_Task goal_
Every line that holds "JSON" should be shown.

_Entries supplied_
● ● ● ● ● ● ●

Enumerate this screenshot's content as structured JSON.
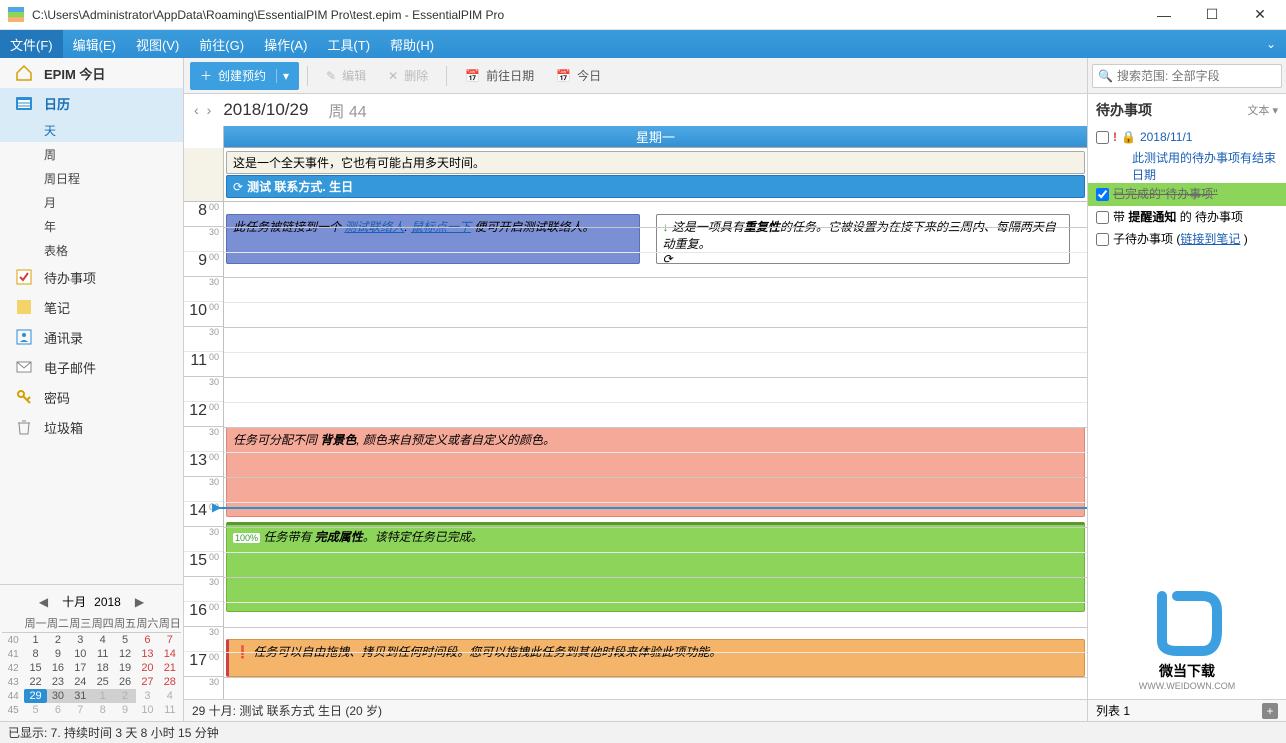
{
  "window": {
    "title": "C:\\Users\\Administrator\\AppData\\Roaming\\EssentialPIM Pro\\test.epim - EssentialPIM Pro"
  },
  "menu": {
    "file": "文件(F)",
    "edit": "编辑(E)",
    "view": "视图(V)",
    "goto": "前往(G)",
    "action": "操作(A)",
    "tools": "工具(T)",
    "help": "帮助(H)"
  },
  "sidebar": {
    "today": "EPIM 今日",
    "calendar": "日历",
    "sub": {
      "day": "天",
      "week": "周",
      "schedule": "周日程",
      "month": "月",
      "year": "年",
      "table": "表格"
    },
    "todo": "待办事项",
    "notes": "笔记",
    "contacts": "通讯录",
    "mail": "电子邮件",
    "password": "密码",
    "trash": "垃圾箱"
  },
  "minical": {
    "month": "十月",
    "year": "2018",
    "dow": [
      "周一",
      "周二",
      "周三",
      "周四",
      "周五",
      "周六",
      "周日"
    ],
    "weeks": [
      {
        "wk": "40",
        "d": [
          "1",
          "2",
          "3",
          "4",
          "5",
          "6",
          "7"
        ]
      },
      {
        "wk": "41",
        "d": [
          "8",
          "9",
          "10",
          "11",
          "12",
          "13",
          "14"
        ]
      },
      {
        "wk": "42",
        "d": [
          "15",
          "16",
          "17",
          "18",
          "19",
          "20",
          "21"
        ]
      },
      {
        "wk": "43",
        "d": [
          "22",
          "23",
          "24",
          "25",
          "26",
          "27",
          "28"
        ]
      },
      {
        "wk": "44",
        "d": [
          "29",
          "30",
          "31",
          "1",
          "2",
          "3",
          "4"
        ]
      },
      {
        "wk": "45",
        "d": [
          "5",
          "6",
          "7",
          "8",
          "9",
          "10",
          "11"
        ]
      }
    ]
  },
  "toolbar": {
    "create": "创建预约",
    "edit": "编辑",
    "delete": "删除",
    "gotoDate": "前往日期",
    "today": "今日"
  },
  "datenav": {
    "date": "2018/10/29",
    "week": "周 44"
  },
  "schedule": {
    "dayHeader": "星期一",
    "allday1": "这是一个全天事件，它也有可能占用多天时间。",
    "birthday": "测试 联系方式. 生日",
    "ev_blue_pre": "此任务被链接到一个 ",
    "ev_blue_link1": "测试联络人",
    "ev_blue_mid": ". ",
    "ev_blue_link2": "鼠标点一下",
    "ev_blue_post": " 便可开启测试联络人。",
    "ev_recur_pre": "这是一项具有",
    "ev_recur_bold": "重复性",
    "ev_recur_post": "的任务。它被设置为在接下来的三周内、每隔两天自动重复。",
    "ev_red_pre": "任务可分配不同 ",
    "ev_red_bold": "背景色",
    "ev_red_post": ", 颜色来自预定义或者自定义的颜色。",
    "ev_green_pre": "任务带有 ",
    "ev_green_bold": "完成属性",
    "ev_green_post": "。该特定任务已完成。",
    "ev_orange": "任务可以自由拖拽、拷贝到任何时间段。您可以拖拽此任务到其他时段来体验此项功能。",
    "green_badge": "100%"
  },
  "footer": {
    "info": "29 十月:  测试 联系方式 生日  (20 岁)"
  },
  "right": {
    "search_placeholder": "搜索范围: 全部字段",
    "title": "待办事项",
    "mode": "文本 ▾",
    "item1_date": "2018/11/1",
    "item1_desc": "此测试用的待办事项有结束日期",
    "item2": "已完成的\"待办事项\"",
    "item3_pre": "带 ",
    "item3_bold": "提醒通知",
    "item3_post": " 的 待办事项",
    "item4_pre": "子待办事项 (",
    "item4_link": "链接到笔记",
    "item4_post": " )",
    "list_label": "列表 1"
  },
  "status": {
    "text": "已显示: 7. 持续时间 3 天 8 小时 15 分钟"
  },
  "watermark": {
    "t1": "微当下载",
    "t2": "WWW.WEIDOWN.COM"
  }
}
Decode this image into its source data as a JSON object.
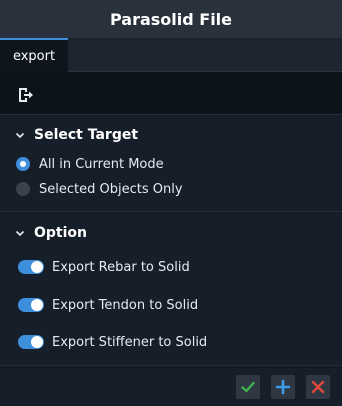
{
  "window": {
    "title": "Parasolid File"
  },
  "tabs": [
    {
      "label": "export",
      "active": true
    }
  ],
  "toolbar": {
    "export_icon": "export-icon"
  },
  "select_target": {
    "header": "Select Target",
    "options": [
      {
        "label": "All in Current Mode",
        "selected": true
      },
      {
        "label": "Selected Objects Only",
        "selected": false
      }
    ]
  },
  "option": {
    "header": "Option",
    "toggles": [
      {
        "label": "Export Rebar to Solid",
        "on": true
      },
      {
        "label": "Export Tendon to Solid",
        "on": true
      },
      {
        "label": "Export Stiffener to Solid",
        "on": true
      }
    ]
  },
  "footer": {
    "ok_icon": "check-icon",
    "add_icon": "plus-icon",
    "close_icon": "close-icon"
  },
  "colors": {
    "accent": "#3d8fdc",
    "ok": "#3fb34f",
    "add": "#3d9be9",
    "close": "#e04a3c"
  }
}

● ● ● ● ● ● ●

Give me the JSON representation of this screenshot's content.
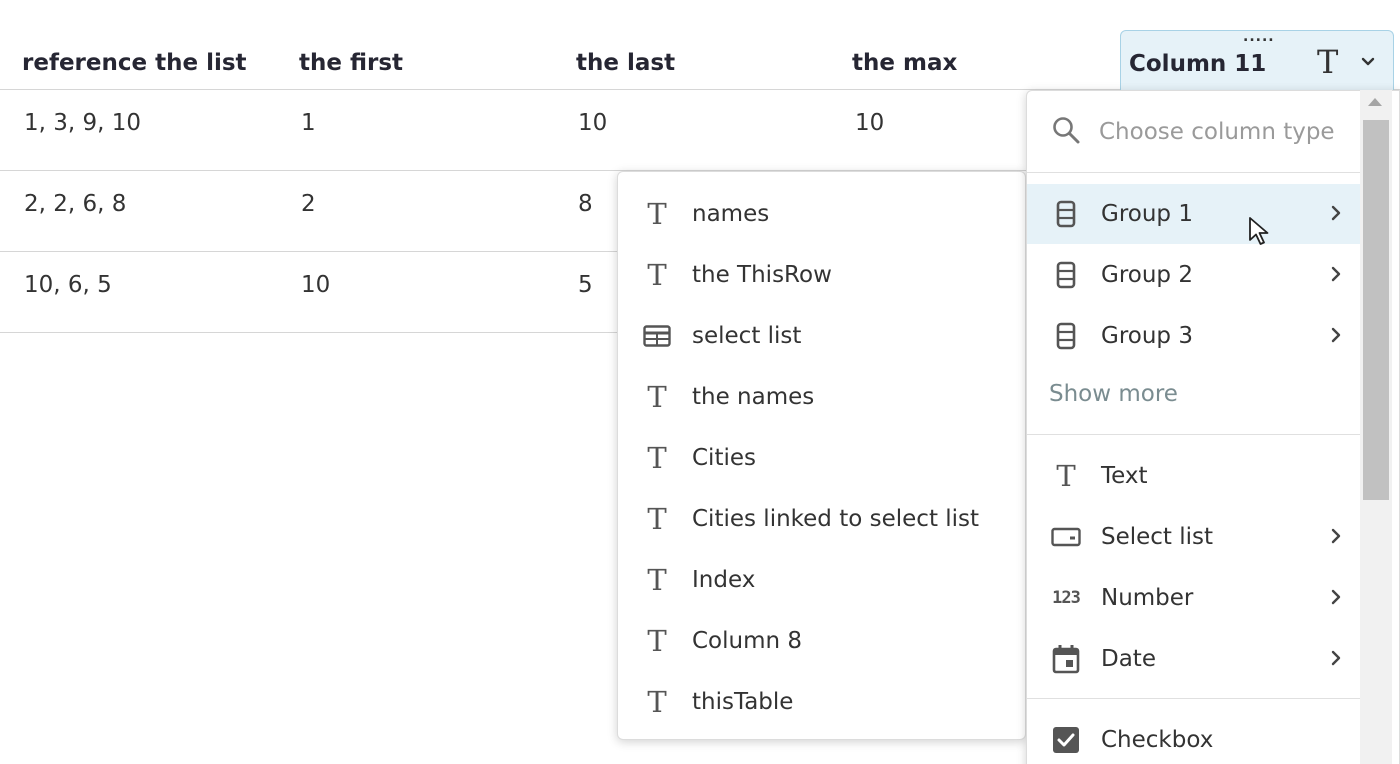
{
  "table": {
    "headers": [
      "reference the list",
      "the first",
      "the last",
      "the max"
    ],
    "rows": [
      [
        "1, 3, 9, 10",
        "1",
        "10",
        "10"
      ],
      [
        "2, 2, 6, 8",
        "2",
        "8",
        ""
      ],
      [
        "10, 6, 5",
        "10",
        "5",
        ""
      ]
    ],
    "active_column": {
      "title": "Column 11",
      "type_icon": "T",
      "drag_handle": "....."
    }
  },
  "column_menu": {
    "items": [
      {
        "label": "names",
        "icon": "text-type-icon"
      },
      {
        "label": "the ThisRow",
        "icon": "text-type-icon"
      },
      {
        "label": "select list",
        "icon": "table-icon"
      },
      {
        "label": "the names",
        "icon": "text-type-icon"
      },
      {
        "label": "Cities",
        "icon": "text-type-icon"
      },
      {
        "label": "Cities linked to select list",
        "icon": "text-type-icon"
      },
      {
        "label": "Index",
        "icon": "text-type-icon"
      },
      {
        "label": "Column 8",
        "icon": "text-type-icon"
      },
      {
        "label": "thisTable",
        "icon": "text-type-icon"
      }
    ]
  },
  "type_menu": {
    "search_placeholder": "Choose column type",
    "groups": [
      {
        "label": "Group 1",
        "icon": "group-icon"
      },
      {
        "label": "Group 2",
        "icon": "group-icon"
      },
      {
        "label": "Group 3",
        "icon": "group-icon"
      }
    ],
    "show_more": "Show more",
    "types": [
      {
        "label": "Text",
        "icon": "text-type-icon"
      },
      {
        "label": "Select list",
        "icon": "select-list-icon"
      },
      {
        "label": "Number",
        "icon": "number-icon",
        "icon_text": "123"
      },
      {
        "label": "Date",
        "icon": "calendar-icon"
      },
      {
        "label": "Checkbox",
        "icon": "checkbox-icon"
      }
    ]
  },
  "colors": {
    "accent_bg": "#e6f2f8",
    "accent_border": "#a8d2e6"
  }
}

● ● ● ● ● ● ●

_Reply_
Enumerate this screenshot's content as structured JSON.
Decode this image into its source data as a JSON object.
Give me the JSON representation of this screenshot's content.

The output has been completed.